### WRITTEN PROBLEM
Would you transcribe all of the data exactly, down to the last character?

━━━━━━━━━━━━━━━━━━━━

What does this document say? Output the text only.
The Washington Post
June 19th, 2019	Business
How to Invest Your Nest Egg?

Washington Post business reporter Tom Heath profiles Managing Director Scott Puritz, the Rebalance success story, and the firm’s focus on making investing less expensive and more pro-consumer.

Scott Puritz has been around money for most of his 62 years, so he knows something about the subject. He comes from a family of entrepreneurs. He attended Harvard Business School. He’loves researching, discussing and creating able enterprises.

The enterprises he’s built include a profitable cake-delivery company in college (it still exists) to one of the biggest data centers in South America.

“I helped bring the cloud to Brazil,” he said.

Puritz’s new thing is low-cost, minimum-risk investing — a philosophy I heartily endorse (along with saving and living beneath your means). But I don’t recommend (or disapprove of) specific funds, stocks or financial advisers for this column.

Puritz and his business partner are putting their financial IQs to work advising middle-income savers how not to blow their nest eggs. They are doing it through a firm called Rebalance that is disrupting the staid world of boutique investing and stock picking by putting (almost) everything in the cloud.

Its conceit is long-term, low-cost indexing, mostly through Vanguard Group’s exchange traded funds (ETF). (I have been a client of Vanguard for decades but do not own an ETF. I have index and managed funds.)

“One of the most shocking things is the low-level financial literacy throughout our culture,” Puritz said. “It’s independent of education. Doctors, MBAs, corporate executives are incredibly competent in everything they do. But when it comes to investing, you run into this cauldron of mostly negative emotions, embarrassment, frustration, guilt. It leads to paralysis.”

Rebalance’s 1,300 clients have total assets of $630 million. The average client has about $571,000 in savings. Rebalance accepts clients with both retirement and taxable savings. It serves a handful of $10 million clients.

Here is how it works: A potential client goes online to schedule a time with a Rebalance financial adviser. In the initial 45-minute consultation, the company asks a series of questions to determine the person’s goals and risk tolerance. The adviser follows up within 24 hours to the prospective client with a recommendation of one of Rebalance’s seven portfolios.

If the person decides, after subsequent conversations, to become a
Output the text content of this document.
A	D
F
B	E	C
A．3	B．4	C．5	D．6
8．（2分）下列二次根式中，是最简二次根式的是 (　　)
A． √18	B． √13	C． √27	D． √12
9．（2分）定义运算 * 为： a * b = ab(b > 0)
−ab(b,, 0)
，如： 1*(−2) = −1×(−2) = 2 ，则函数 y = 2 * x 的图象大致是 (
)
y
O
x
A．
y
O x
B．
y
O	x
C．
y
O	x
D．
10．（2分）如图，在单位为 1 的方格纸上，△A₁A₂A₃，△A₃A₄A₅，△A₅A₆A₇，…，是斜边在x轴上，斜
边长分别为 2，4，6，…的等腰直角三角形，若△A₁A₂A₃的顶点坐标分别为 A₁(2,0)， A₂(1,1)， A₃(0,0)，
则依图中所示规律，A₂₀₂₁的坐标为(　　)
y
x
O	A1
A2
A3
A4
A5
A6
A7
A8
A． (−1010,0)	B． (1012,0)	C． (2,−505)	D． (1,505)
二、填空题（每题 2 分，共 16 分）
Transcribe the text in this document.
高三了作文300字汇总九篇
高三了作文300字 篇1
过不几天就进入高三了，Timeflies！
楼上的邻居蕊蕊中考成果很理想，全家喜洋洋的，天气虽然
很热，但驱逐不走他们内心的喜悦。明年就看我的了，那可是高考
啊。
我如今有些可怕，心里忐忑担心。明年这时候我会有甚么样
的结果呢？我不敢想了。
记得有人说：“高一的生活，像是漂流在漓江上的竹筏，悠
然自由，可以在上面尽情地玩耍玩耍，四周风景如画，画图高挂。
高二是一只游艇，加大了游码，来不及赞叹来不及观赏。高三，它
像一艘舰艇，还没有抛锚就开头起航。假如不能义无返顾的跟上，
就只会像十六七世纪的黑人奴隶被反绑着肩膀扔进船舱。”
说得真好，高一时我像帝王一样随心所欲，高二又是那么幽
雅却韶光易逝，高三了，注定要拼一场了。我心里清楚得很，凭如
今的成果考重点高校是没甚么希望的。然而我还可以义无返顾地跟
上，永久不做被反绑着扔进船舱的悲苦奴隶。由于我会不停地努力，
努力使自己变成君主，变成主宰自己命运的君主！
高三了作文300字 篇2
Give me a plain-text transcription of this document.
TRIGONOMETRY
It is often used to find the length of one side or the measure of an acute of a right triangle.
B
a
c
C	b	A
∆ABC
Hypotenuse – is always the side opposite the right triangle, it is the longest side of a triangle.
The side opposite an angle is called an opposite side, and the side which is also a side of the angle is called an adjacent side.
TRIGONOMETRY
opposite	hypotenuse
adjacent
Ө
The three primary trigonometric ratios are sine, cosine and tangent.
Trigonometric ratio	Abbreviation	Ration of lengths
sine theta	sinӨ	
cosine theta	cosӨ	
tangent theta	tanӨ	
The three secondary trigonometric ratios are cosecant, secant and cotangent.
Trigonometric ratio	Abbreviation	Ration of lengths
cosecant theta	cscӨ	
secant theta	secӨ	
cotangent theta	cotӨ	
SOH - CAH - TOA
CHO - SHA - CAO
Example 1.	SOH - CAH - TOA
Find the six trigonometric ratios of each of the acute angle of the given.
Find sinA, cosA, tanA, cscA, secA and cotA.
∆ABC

━━━━━━━━━━━━━━━━━━━━

### RESULT FOR THIS TASK
What does this document say? Output the text only.
The Washington Post
June 19th, 2019	Business
How to Invest Your Nest Egg?

Washington Post business reporter Tom Heath profiles Managing Director Scott Puritz, the Rebalance success story, and the firm’s focus on making investing less expensive and more pro-consumer.

Scott Puritz has been around money for most of his 62 years, so he knows something about the subject. He comes from a family of entrepreneurs. He attended Harvard Business School. He’loves researching, discussing and creating able enterprises.

The enterprises he’s built include a profitable cake-delivery company in college (it still exists) to one of the biggest data centers in South America.

“I helped bring the cloud to Brazil,” he said.

Puritz’s new thing is low-cost, minimum-risk investing — a philosophy I heartily endorse (along with saving and living beneath your means). But I don’t recommend (or disapprove of) specific funds, stocks or financial advisers for this column.

Puritz and his business partner are putting their financial IQs to work advising middle-income savers how not to blow their nest eggs. They are doing it through a firm called Rebalance that is disrupting the staid world of boutique investing and stock picking by putting (almost) everything in the cloud.

Its conceit is long-term, low-cost indexing, mostly through Vanguard Group’s exchange traded funds (ETF). (I have been a client of Vanguard for decades but do not own an ETF. I have index and managed funds.)

“One of the most shocking things is the low-level financial literacy throughout our culture,” Puritz said. “It’s independent of education. Doctors, MBAs, corporate executives are incredibly competent in everything they do. But when it comes to investing, you run into this cauldron of mostly negative emotions, embarrassment, frustration, guilt. It leads to paralysis.”

Rebalance’s 1,300 clients have total assets of $630 million. The average client has about $571,000 in savings. Rebalance accepts clients with both retirement and taxable savings. It serves a handful of $10 million clients.

Here is how it works: A potential client goes online to schedule a time with a Rebalance financial adviser. In the initial 45-minute consultation, the company asks a series of questions to determine the person’s goals and risk tolerance. The adviser follows up within 24 hours to the prospective client with a recommendation of one of Rebalance’s seven portfolios.

If the person decides, after subsequent conversations, to become a
Output the text content of this document.
A	D
F
B	E	C
A．3	B．4	C．5	D．6
8．（2分）下列二次根式中，是最简二次根式的是 (　　)
A． √18	B． √13	C． √27	D． √12
9．（2分）定义运算 * 为： a * b = ab(b > 0)
−ab(b,, 0)
，如： 1*(−2) = −1×(−2) = 2 ，则函数 y = 2 * x 的图象大致是 (
)
y
O
x
A．
y
O x
B．
y
O	x
C．
y
O	x
D．
10．（2分）如图，在单位为 1 的方格纸上，△A₁A₂A₃，△A₃A₄A₅，△A₅A₆A₇，…，是斜边在x轴上，斜
边长分别为 2，4，6，…的等腰直角三角形，若△A₁A₂A₃的顶点坐标分别为 A₁(2,0)， A₂(1,1)， A₃(0,0)，
则依图中所示规律，A₂₀₂₁的坐标为(　　)
y
x
O	A1
A2
A3
A4
A5
A6
A7
A8
A． (−1010,0)	B． (1012,0)	C． (2,−505)	D． (1,505)
二、填空题（每题 2 分，共 16 分）
Transcribe the text in this document.
高三了作文300字汇总九篇
高三了作文300字 篇1
过不几天就进入高三了，Timeflies！
楼上的邻居蕊蕊中考成果很理想，全家喜洋洋的，天气虽然
很热，但驱逐不走他们内心的喜悦。明年就看我的了，那可是高考
啊。
我如今有些可怕，心里忐忑担心。明年这时候我会有甚么样
的结果呢？我不敢想了。
记得有人说：“高一的生活，像是漂流在漓江上的竹筏，悠
然自由，可以在上面尽情地玩耍玩耍，四周风景如画，画图高挂。
高二是一只游艇，加大了游码，来不及赞叹来不及观赏。高三，它
像一艘舰艇，还没有抛锚就开头起航。假如不能义无返顾的跟上，
就只会像十六七世纪的黑人奴隶被反绑着肩膀扔进船舱。”
说得真好，高一时我像帝王一样随心所欲，高二又是那么幽
雅却韶光易逝，高三了，注定要拼一场了。我心里清楚得很，凭如
今的成果考重点高校是没甚么希望的。然而我还可以义无返顾地跟
上，永久不做被反绑着扔进船舱的悲苦奴隶。由于我会不停地努力，
努力使自己变成君主，变成主宰自己命运的君主！
高三了作文300字 篇2
Give me a plain-text transcription of this document.
TRIGONOMETRY
It is often used to find the length of one side or the measure of an acute of a right triangle.
B
a
c
C	b	A
∆ABC
Hypotenuse – is always the side opposite the right triangle, it is the longest side of a triangle.
The side opposite an angle is called an opposite side, and the side which is also a side of the angle is called an adjacent side.
TRIGONOMETRY
opposite	hypotenuse
adjacent
Ө
The three primary trigonometric ratios are sine, cosine and tangent.
Trigonometric ratio	Abbreviation	Ration of lengths
sine theta	sinӨ	
cosine theta	cosӨ	
tangent theta	tanӨ	
The three secondary trigonometric ratios are cosecant, secant and cotangent.
Trigonometric ratio	Abbreviation	Ration of lengths
cosecant theta	cscӨ	
secant theta	secӨ	
cotangent theta	cotӨ	
SOH - CAH - TOA
CHO - SHA - CAO
Example 1.	SOH - CAH - TOA
Find the six trigonometric ratios of each of the acute angle of the given.
Find sinA, cosA, tanA, cscA, secA and cotA.
∆ABC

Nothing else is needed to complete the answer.